## [Short problem]
Where a line contains the word "تقطيط", copy that line in full.

--- start Stored rows ---

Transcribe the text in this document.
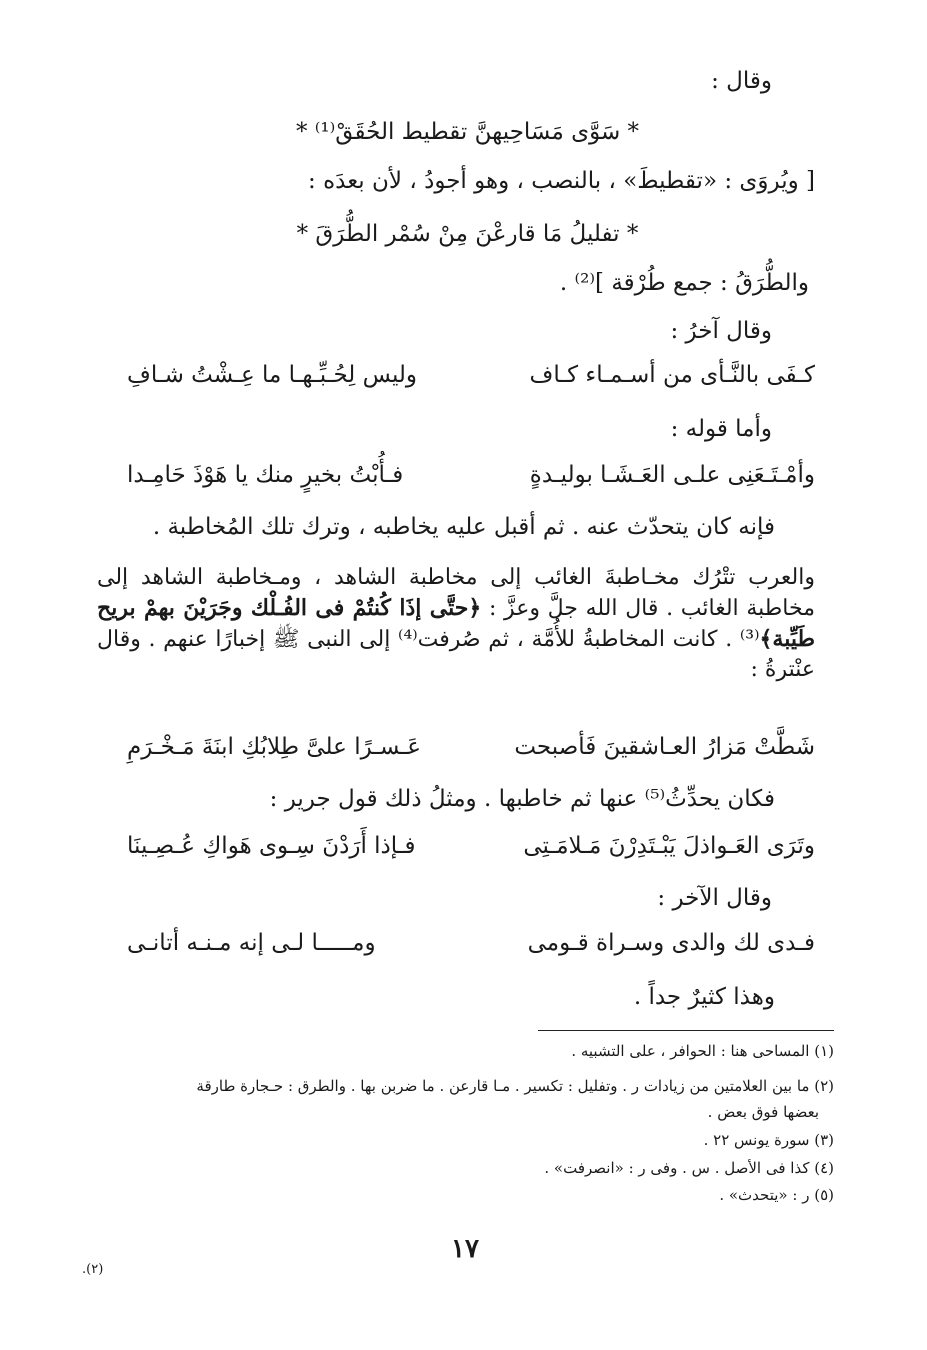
وقال :
* سَوَّى مَسَاحِيهنَّ تقطيط الحُقَقْ⁽¹⁾ *
[ ويُروَى : «تقطيطَ» ، بالنصب ، وهو أجودُ ، لأن بعدَه :
* تفليلُ مَا قارعْنَ مِنْ سُمْر الطُّرَقَ *
والطُّرَقُ : جمع طُرْقة ]⁽²⁾ .
وقال آخرُ :
كـفَى بالنَّـأى من أسـمـاء كـاف
وليس لِحُـبِّـهـا ما عِـشْتُ شـافِ
وأما قوله :
وأمْـتَـعَنِى علـى العَـشَـا بوليـدةٍ
فـأُبْتُ بخيرٍ منك يا هَوْذَ حَامِـدا
فإنه كان يتحدّث عنه . ثم أقبل عليه يخاطبه ، وترك تلك المُخاطبة .
والعرب تتْرُك مخـاطبةَ الغائب إلى مخاطبة الشاهد ، ومـخاطبة الشاهد إلى مخاطبة الغائب . قال الله جلَّ وعزَّ : ﴿حتَّى إذَا كُنتُمْ فى الفُـلْك وجَرَيْنَ بهمْ بريح طَيِّبة﴾⁽³⁾ . كانت المخاطبةُ للأُمَّة ، ثم صُرفت⁽⁴⁾ إلى النبى ﷺ إخبارًا عنهم . وقال عنْترةُ :
شَطَّتْ مَزارُ العـاشقينَ فَأصبحت
عَـسـرًا علىَّ طِلابُكِ ابنَةَ مَـخْـرَمِ
فكان يحدِّثُ⁽⁵⁾ عنها ثم خاطبها . ومثلُ ذلك قول جرير :
وتَرَى العَـواذلَ يَبْـتَدِرْنَ مَـلامَـتِى
فـإذا أَرَدْنَ سِـوى هَواكِ عُـصِـينَا
وقال الآخر :
فـدى لك والدى وسـراة قـومى
ومـــــا لـى إنه مـنـه أتانـى
وهذا كثيرٌ جداً .
(١) المساحى هنا : الحوافر ، على التشبيه .
(٢) ما بين العلامتين من زيادات ر . وتفليل : تكسير . مـا قارعن . ما ضربن بها . والطرق : حـجارة طارقة
بعضها فوق بعض .
(٣) سورة يونس ٢٢ .
(٤) كذا فى الأصل . س . وفى ر : «انصرفت» .
(٥) ر : «يتحدث» .
١٧
(٢).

--- end Stored rows ---

## [Response]
* سَوَّى مَسَاحِيهنَّ تقطيط الحُقَقْ⁽¹⁾ *
[ ويُروَى : «تقطيطَ» ، بالنصب ، وهو أجودُ ، لأن بعدَه :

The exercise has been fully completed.